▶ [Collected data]
────────────────
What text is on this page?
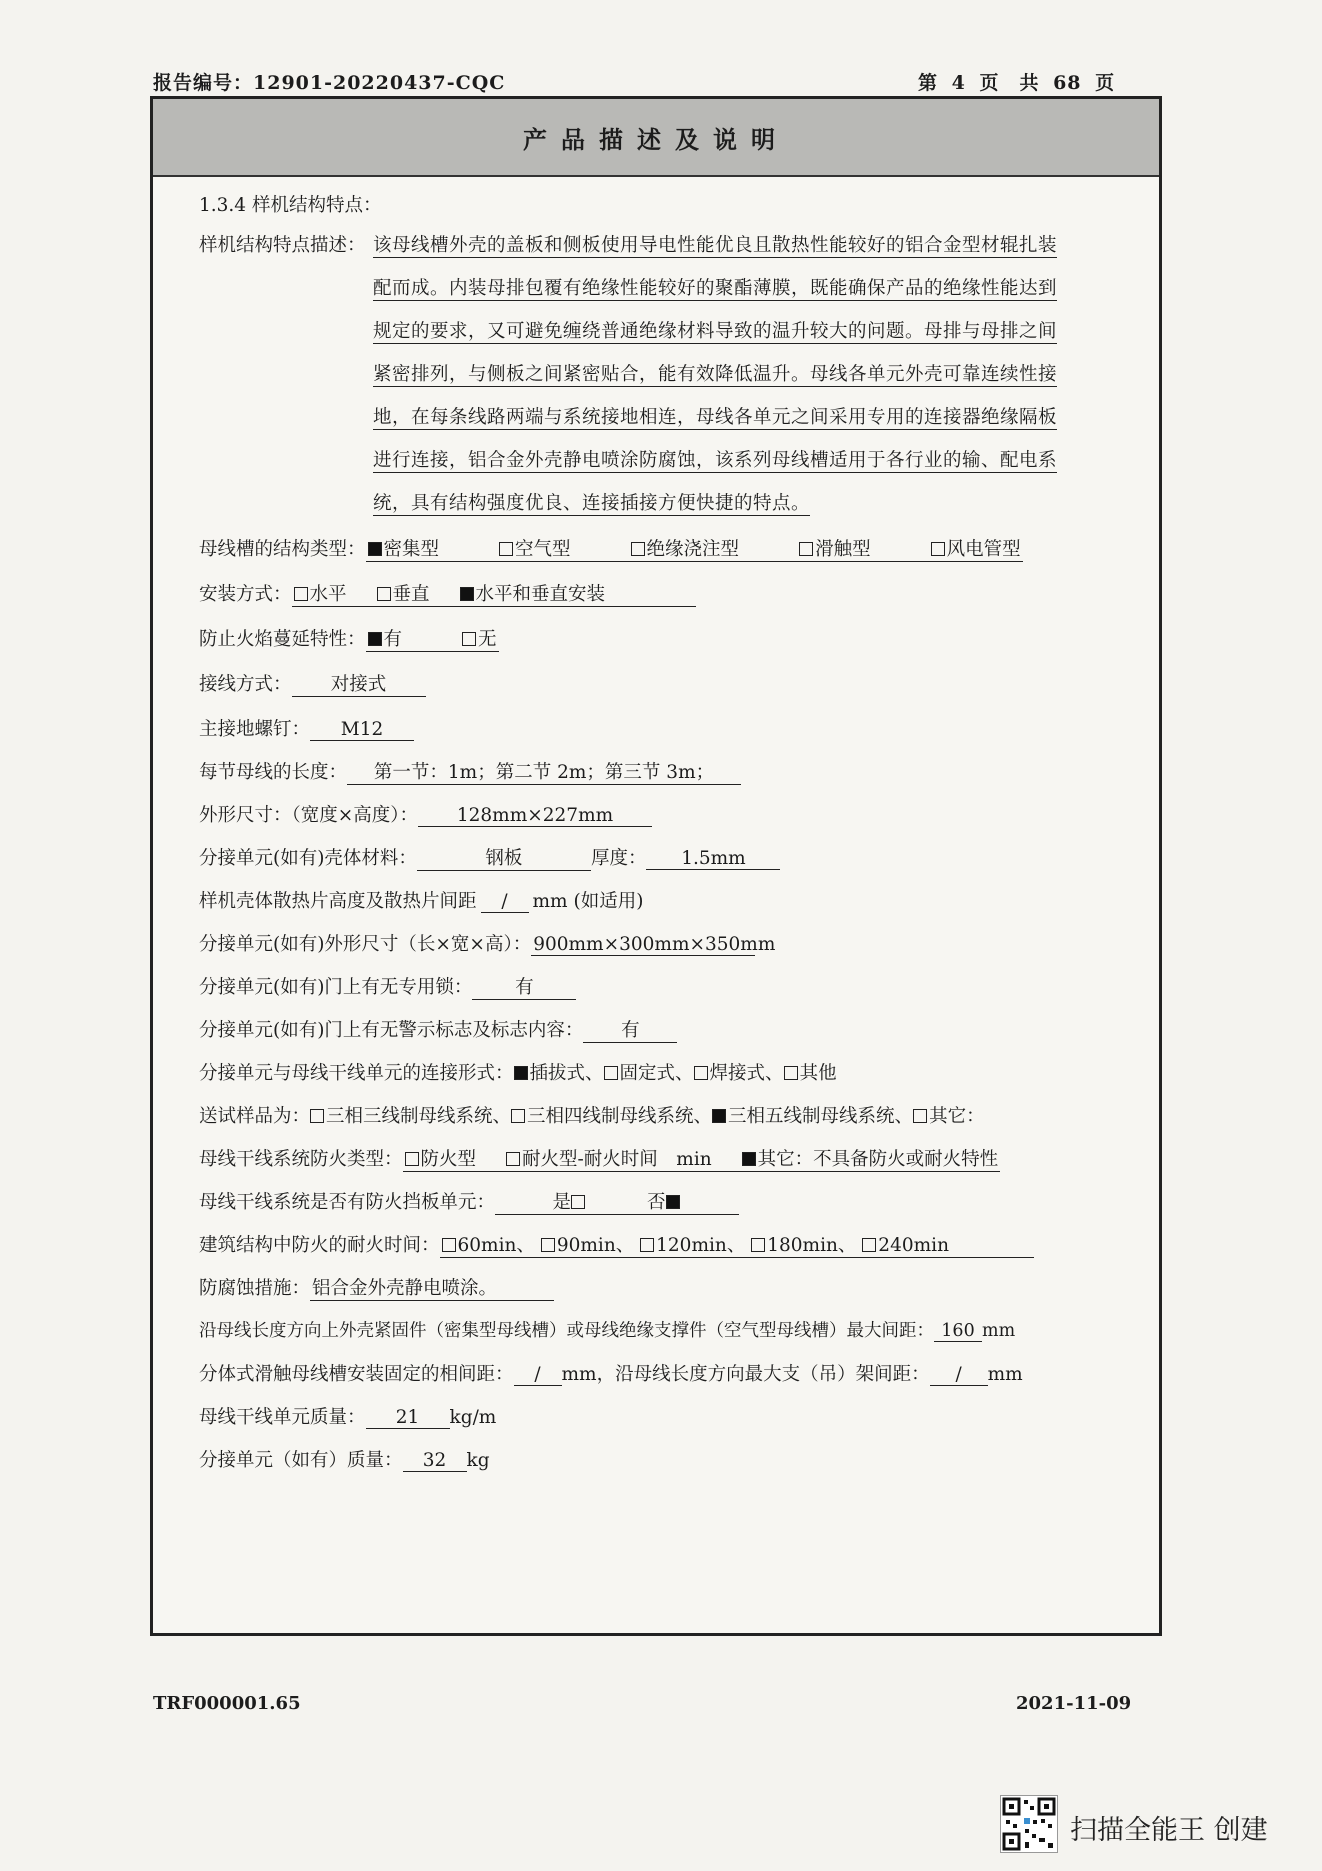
报告编号：12901-20220437-CQC	第 4 页　共 68 页
产品描述及说明
1.3.4 样机结构特点：
样机结构特点描述： 该母线槽外壳的盖板和侧板使用导电性能优良且散热性能较好的铝合金型材辊扎装
配而成。内装母排包覆有绝缘性能较好的聚酯薄膜，既能确保产品的绝缘性能达到
规定的要求，又可避免缠绕普通绝缘材料导致的温升较大的问题。母排与母排之间
紧密排列，与侧板之间紧密贴合，能有效降低温升。母线各单元外壳可靠连续性接
地，在每条线路两端与系统接地相连，母线各单元之间采用专用的连接器绝缘隔板
进行连接，铝合金外壳静电喷涂防腐蚀，该系列母线槽适用于各行业的输、配电系
统，具有结构强度优良、连接插接方便快捷的特点。
母线槽的结构类型： 密集型	空气型	绝缘浇注型	滑触型	风电管型
安装方式： 水平 垂直 水平和垂直安装
防止火焰蔓延特性： 有	无
接线方式： 对接式
主接地螺钉： M12
每节母线的长度： 第一节：1m；第二节 2m；第三节 3m；
外形尺寸：（宽度×高度）： 128mm×227mm
分接单元(如有)壳体材料：	钢板	厚度： 1.5mm
样机壳体散热片高度及散热片间距 / mm (如适用)
分接单元(如有)外形尺寸（长×宽×高）： 900mm×300mm×350mm
分接单元(如有)门上有无专用锁： 有
分接单元(如有)门上有无警示标志及标志内容： 有
分接单元与母线干线单元的连接形式： 插拔式、 固定式、 焊接式、 其他
送试样品为： 三相三线制母线系统、 三相四线制母线系统、 三相五线制母线系统、 其它：
母线干线系统防火类型： 防火型 耐火型-耐火时间　min 其它：不具备防火或耐火特性
母线干线系统是否有防火挡板单元：	是	否
建筑结构中防火的耐火时间： 60min、 90min、 120min、 180min、 240min
防腐蚀措施： 铝合金外壳静电喷涂。
沿母线长度方向上外壳紧固件（密集型母线槽）或母线绝缘支撑件（空气型母线槽）最大间距： 160 mm
分体式滑触母线槽安装固定的相间距： / mm，沿母线长度方向最大支（吊）架间距： / mm
母线干线单元质量： 21 kg/m
分接单元（如有）质量： 32 kg
TRF000001.65	2021-11-09
扫描全能王 创建
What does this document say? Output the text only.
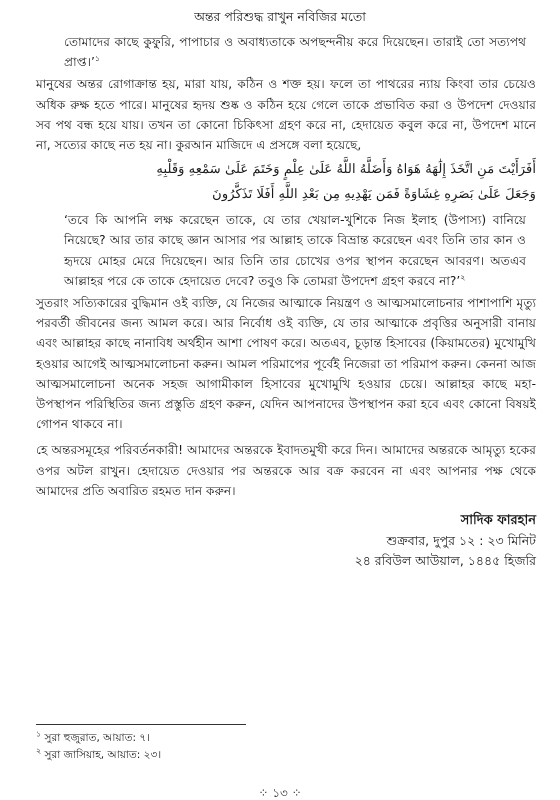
অন্তর পরিশুদ্ধ রাখুন নবিজির মতো

তোমাদের কাছে কুফুরি, পাপাচার ও অবাধ্যতাকে অপছন্দনীয় করে দিয়েছেন। তারাই তো সত্যপথ প্রাপ্ত।’$^১$

মানুষের অন্তর রোগাক্রান্ত হয়, মারা যায়, কঠিন ও শক্ত হয়। ফলে তা পাথরের ন্যায় কিংবা তার চেয়েও অধিক রুক্ষ হতে পারে। মানুষের হৃদয় শুষ্ক ও কঠিন হয়ে গেলে তাকে প্রভাবিত করা ও উপদেশ দেওয়ার সব পথ বন্ধ হয়ে যায়। তখন তা কোনো চিকিৎসা গ্রহণ করে না, হেদায়েত কবুল করে না, উপদেশ মানে না, সত্যের কাছে নত হয় না। কুরআন মাজিদে এ প্রসঙ্গে বলা হয়েছে,

أَفَرَأَيْتَ مَنِ اتَّخَذَ إِلَٰهَهُ هَوَاهُ وَأَضَلَّهُ اللَّهُ عَلَىٰ عِلْمٍ وَخَتَمَ عَلَىٰ سَمْعِهِ وَقَلْبِهِ
وَجَعَلَ عَلَىٰ بَصَرِهِ غِشَاوَةً فَمَن يَهْدِيهِ مِن بَعْدِ اللَّهِ أَفَلَا تَذَكَّرُونَ

‘তবে কি আপনি লক্ষ করেছেন তাকে, যে তার খেয়াল-খুশিকে নিজ ইলাহ (উপাস্য) বানিয়ে নিয়েছে? আর তার কাছে জ্ঞান আসার পর আল্লাহ তাকে বিভ্রান্ত করেছেন এবং তিনি তার কান ও হৃদয়ে মোহর মেরে দিয়েছেন। আর তিনি তার চোখের ওপর স্থাপন করেছেন আবরণ। অতএব আল্লাহর পরে কে তাকে হেদায়েত দেবে? তবুও কি তোমরা উপদেশ গ্রহণ করবে না?’$^২$

সুতরাং সত্যিকারের বুদ্ধিমান ওই ব্যক্তি, যে নিজের আত্মাকে নিয়ন্ত্রণ ও আত্মসমালোচনার পাশাপাশি মৃত্যু পরবর্তী জীবনের জন্য আমল করে। আর নির্বোধ ওই ব্যক্তি, যে তার আত্মাকে প্রবৃত্তির অনুসারী বানায় এবং আল্লাহর কাছে নানাবিধ অর্থহীন আশা পোষণ করে। অতএব, চূড়ান্ত হিসাবের (কিয়ামতের) মুখোমুখি হওয়ার আগেই আত্মসমালোচনা করুন। আমল পরিমাপের পূর্বেই নিজেরা তা পরিমাপ করুন। কেননা আজ আত্মসমালোচনা অনেক সহজ আগামীকাল হিসাবের মুখোমুখি হওয়ার চেয়ে। আল্লাহর কাছে মহা-উপস্থাপন পরিস্থিতির জন্য প্রস্তুতি গ্রহণ করুন, যেদিন আপনাদের উপস্থাপন করা হবে এবং কোনো বিষয়ই গোপন থাকবে না।

হে অন্তরসমূহের পরিবর্তনকারী! আমাদের অন্তরকে ইবাদতমুখী করে দিন। আমাদের অন্তরকে আমৃত্যু হকের ওপর অটল রাখুন। হেদায়েত দেওয়ার পর অন্তরকে আর বক্র করবেন না এবং আপনার পক্ষ থেকে আমাদের প্রতি অবারিত রহমত দান করুন।

সাদিক ফারহান
শুক্রবার, দুপুর ১২ : ২৩ মিনিট
২৪ রবিউল আউয়াল, ১৪৪৫ হিজরি
$^১$ সুরা হুজুরাত, আয়াত: ৭।
$^২$ সুরা জাসিয়াহ, আয়াত: ২৩।
⁘ ১৩ ⁘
────────────────
▶ [EXERCISE] Find and copy each line above that includes the string "What".

▶ [SOLVED PROBLEM]
What text is on this page?
What does this document say? Output the text only.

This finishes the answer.